SHORT EXERCISE
Below is some material; transcribe all of it exactly.

====== SUPPLIED DATA

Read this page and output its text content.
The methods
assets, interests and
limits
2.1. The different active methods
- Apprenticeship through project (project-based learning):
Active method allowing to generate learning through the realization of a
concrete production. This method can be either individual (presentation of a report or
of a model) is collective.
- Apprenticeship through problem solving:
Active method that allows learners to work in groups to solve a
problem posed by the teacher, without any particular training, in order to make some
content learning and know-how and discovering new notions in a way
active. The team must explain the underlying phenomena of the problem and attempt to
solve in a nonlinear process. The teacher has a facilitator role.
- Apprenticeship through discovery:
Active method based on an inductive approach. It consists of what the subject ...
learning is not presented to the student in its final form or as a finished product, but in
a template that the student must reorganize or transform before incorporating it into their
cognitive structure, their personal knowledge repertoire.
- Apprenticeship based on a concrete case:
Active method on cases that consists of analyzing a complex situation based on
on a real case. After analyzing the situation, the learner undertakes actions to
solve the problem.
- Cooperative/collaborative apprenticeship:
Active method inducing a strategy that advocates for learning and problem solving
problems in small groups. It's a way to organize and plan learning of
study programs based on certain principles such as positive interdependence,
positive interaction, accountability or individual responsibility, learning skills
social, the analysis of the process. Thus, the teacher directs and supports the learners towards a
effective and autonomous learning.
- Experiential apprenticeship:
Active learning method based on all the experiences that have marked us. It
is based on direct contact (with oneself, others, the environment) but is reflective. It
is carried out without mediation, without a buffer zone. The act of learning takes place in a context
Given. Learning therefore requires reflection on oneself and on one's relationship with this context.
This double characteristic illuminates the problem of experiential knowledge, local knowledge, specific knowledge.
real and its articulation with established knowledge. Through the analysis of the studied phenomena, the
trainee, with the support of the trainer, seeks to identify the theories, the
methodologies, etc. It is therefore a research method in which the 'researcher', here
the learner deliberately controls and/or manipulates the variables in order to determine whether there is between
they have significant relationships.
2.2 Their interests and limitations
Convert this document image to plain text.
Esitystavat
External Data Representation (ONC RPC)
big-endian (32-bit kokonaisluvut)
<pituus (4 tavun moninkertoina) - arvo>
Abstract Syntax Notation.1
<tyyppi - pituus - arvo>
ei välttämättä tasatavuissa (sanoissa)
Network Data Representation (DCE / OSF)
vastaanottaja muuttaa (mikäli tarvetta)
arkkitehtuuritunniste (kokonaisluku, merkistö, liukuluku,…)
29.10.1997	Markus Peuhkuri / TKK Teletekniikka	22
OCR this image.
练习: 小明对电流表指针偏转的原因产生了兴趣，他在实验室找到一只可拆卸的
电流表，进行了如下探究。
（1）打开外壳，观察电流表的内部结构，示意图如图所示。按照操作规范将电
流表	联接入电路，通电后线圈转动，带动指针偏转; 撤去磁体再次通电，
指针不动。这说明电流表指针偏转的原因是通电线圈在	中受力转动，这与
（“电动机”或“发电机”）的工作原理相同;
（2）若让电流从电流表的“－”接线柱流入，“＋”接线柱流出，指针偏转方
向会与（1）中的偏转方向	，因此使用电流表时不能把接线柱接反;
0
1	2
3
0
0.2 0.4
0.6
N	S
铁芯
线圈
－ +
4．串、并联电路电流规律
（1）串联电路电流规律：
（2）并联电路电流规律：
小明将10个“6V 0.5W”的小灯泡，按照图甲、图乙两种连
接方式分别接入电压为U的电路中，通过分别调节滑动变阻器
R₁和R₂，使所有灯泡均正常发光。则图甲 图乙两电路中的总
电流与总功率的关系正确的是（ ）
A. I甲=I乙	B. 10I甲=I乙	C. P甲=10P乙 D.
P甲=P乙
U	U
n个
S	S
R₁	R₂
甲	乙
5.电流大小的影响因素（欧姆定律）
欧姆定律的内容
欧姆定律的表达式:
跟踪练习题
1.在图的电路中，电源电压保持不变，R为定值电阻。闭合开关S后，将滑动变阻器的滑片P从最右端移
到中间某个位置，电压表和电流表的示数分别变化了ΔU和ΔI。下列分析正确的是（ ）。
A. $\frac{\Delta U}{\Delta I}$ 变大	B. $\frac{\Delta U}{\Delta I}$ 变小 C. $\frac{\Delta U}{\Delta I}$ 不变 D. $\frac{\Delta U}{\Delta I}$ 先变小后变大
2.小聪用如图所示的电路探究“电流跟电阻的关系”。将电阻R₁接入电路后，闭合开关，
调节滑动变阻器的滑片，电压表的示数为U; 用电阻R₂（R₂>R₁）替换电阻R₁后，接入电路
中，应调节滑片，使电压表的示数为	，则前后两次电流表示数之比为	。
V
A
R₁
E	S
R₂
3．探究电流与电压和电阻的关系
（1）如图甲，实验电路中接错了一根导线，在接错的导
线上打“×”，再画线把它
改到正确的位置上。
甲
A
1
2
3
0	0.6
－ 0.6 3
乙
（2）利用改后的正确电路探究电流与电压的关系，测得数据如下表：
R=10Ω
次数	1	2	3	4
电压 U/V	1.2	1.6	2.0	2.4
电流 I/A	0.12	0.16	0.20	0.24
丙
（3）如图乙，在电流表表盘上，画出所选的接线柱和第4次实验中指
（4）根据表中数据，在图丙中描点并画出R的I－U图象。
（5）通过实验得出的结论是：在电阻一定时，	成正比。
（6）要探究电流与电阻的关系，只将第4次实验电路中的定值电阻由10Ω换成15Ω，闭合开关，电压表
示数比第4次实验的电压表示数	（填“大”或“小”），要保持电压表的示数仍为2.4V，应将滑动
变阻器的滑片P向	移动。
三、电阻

============

EXERCISE SOLUTION
Read this page and output its text content.
The methods
assets, interests and
limits
2.1. The different active methods
- Apprenticeship through project (project-based learning):
Active method allowing to generate learning through the realization of a
concrete production. This method can be either individual (presentation of a report or
of a model) is collective.
- Apprenticeship through problem solving:
Active method that allows learners to work in groups to solve a
problem posed by the teacher, without any particular training, in order to make some
content learning and know-how and discovering new notions in a way
active. The team must explain the underlying phenomena of the problem and attempt to
solve in a nonlinear process. The teacher has a facilitator role.
- Apprenticeship through discovery:
Active method based on an inductive approach. It consists of what the subject ...
learning is not presented to the student in its final form or as a finished product, but in
a template that the student must reorganize or transform before incorporating it into their
cognitive structure, their personal knowledge repertoire.
- Apprenticeship based on a concrete case:
Active method on cases that consists of analyzing a complex situation based on
on a real case. After analyzing the situation, the learner undertakes actions to
solve the problem.
- Cooperative/collaborative apprenticeship:
Active method inducing a strategy that advocates for learning and problem solving
problems in small groups. It's a way to organize and plan learning of
study programs based on certain principles such as positive interdependence,
positive interaction, accountability or individual responsibility, learning skills
social, the analysis of the process. Thus, the teacher directs and supports the learners towards a
effective and autonomous learning.
- Experiential apprenticeship:
Active learning method based on all the experiences that have marked us. It
is based on direct contact (with oneself, others, the environment) but is reflective. It
is carried out without mediation, without a buffer zone. The act of learning takes place in a context
Given. Learning therefore requires reflection on oneself and on one's relationship with this context.
This double characteristic illuminates the problem of experiential knowledge, local knowledge, specific knowledge.
real and its articulation with established knowledge. Through the analysis of the studied phenomena, the
trainee, with the support of the trainer, seeks to identify the theories, the
methodologies, etc. It is therefore a research method in which the 'researcher', here
the learner deliberately controls and/or manipulates the variables in order to determine whether there is between
they have significant relationships.
2.2 Their interests and limitations
Convert this document image to plain text.
Esitystavat
External Data Representation (ONC RPC)
big-endian (32-bit kokonaisluvut)
<pituus (4 tavun moninkertoina) - arvo>
Abstract Syntax Notation.1
<tyyppi - pituus - arvo>
ei välttämättä tasatavuissa (sanoissa)
Network Data Representation (DCE / OSF)
vastaanottaja muuttaa (mikäli tarvetta)
arkkitehtuuritunniste (kokonaisluku, merkistö, liukuluku,…)
29.10.1997	Markus Peuhkuri / TKK Teletekniikka	22
OCR this image.
练习: 小明对电流表指针偏转的原因产生了兴趣，他在实验室找到一只可拆卸的
电流表，进行了如下探究。
（1）打开外壳，观察电流表的内部结构，示意图如图所示。按照操作规范将电
流表	联接入电路，通电后线圈转动，带动指针偏转; 撤去磁体再次通电，
指针不动。这说明电流表指针偏转的原因是通电线圈在	中受力转动，这与
（“电动机”或“发电机”）的工作原理相同;
（2）若让电流从电流表的“－”接线柱流入，“＋”接线柱流出，指针偏转方
向会与（1）中的偏转方向	，因此使用电流表时不能把接线柱接反;
0
1	2
3
0
0.2 0.4
0.6
N	S
铁芯
线圈
－ +
4．串、并联电路电流规律
（1）串联电路电流规律：
（2）并联电路电流规律：
小明将10个“6V 0.5W”的小灯泡，按照图甲、图乙两种连
接方式分别接入电压为U的电路中，通过分别调节滑动变阻器
R₁和R₂，使所有灯泡均正常发光。则图甲 图乙两电路中的总
电流与总功率的关系正确的是（ ）
A. I甲=I乙	B. 10I甲=I乙	C. P甲=10P乙 D.
P甲=P乙
U	U
n个
S	S
R₁	R₂
甲	乙
5.电流大小的影响因素（欧姆定律）
欧姆定律的内容
欧姆定律的表达式:
跟踪练习题
1.在图的电路中，电源电压保持不变，R为定值电阻。闭合开关S后，将滑动变阻器的滑片P从最右端移
到中间某个位置，电压表和电流表的示数分别变化了ΔU和ΔI。下列分析正确的是（ ）。
A. $\frac{\Delta U}{\Delta I}$ 变大	B. $\frac{\Delta U}{\Delta I}$ 变小 C. $\frac{\Delta U}{\Delta I}$ 不变 D. $\frac{\Delta U}{\Delta I}$ 先变小后变大
2.小聪用如图所示的电路探究“电流跟电阻的关系”。将电阻R₁接入电路后，闭合开关，
调节滑动变阻器的滑片，电压表的示数为U; 用电阻R₂（R₂>R₁）替换电阻R₁后，接入电路
中，应调节滑片，使电压表的示数为	，则前后两次电流表示数之比为	。
V
A
R₁
E	S
R₂
3．探究电流与电压和电阻的关系
（1）如图甲，实验电路中接错了一根导线，在接错的导
线上打“×”，再画线把它
改到正确的位置上。
甲
A
1
2
3
0	0.6
－ 0.6 3
乙
（2）利用改后的正确电路探究电流与电压的关系，测得数据如下表：
R=10Ω
次数	1	2	3	4
电压 U/V	1.2	1.6	2.0	2.4
电流 I/A	0.12	0.16	0.20	0.24
丙
（3）如图乙，在电流表表盘上，画出所选的接线柱和第4次实验中指
（4）根据表中数据，在图丙中描点并画出R的I－U图象。
（5）通过实验得出的结论是：在电阻一定时，	成正比。
（6）要探究电流与电阻的关系，只将第4次实验电路中的定值电阻由10Ω换成15Ω，闭合开关，电压表
示数比第4次实验的电压表示数	（填“大”或“小”），要保持电压表的示数仍为2.4V，应将滑动
变阻器的滑片P向	移动。
三、电阻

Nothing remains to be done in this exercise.